• AIM: Isolate every line in the data with the string "What" and copy it.

Stored items from a collection
★ ★ ★ ★

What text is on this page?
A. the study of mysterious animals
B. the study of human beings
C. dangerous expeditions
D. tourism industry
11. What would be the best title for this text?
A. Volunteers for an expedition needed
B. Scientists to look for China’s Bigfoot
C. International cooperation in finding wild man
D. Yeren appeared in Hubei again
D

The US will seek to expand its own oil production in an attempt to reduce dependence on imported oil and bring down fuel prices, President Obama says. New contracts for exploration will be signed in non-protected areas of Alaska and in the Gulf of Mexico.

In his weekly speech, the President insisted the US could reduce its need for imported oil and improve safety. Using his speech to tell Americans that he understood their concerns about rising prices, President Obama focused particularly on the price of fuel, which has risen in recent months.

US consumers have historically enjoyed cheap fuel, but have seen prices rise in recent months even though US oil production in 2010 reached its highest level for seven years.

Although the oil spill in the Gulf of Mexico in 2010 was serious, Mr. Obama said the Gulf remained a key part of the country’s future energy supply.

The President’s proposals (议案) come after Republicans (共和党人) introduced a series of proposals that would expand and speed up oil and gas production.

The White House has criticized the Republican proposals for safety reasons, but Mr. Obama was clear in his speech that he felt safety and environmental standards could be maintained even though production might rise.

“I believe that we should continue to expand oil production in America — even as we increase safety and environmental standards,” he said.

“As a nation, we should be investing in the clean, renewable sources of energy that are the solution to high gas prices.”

★ ★ ★ ★

• EXERCISE RESPONSE:
What text is on this page?
11. What would be the best title for this text?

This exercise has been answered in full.